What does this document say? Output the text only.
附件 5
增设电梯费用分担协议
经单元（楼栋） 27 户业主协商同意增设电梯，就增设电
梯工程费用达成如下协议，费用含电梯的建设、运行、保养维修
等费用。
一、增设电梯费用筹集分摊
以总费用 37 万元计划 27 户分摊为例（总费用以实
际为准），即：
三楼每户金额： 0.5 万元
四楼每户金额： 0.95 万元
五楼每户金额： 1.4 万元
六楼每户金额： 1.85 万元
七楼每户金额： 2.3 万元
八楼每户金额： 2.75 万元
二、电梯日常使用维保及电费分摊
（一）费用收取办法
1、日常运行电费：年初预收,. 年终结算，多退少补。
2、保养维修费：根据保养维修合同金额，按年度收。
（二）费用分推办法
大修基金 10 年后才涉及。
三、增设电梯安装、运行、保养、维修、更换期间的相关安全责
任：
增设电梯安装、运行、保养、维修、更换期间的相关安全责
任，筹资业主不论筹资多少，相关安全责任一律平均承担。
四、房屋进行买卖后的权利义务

--------------------------------------------------

Your task is to repeat the data exactly, with nothing left out.

What does this document say? Output the text only.
附件 5
增设电梯费用分担协议
经单元（楼栋） 27 户业主协商同意增设电梯，就增设电
梯工程费用达成如下协议，费用含电梯的建设、运行、保养维修
等费用。
一、增设电梯费用筹集分摊
以总费用 37 万元计划 27 户分摊为例（总费用以实
际为准），即：
三楼每户金额： 0.5 万元
四楼每户金额： 0.95 万元
五楼每户金额： 1.4 万元
六楼每户金额： 1.85 万元
七楼每户金额： 2.3 万元
八楼每户金额： 2.75 万元
二、电梯日常使用维保及电费分摊
（一）费用收取办法
1、日常运行电费：年初预收,. 年终结算，多退少补。
2、保养维修费：根据保养维修合同金额，按年度收。
（二）费用分推办法
大修基金 10 年后才涉及。
三、增设电梯安装、运行、保养、维修、更换期间的相关安全责
任：
增设电梯安装、运行、保养、维修、更换期间的相关安全责
任，筹资业主不论筹资多少，相关安全责任一律平均承担。
四、房屋进行买卖后的权利义务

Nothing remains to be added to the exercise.